# Start of Records for this task

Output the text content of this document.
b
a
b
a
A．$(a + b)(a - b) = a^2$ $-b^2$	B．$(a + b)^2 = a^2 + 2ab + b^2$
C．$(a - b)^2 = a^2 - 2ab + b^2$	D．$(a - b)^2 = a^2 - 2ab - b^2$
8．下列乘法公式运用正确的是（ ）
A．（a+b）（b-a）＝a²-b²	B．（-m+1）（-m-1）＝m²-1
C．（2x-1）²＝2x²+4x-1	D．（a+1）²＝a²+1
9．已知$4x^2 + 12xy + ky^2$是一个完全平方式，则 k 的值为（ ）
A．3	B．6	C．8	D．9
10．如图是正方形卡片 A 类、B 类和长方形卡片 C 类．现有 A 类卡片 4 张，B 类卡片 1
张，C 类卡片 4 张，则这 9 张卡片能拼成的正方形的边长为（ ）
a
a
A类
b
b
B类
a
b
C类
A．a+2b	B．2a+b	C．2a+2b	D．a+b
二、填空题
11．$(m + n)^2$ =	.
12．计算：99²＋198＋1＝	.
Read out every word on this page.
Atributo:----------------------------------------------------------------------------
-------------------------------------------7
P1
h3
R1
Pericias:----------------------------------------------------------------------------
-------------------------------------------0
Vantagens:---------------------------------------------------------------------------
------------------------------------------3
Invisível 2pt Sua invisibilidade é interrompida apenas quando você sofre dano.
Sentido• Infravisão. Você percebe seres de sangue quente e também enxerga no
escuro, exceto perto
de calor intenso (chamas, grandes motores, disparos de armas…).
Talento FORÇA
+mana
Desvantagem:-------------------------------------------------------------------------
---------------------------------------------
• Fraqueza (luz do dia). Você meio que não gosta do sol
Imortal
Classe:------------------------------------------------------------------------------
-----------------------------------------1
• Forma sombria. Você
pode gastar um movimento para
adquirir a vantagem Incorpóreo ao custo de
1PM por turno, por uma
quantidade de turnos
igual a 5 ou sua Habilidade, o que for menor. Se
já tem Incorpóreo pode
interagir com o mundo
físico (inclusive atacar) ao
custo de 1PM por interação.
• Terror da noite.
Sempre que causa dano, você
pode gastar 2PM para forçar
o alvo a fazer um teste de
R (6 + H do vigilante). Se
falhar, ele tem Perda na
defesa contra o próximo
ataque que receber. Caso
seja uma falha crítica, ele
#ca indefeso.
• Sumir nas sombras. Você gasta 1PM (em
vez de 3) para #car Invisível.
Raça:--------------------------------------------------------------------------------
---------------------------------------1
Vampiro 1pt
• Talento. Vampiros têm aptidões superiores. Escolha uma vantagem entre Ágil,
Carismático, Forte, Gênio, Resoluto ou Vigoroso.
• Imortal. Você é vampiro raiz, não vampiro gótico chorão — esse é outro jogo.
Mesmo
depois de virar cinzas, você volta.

# End of Records for this task

_Required work_: Gather each line holding the string "Imortal".

_The solution_:
Imortal
• Imortal. Você é vampiro raiz, não vampiro gótico chorão — esse é outro jogo.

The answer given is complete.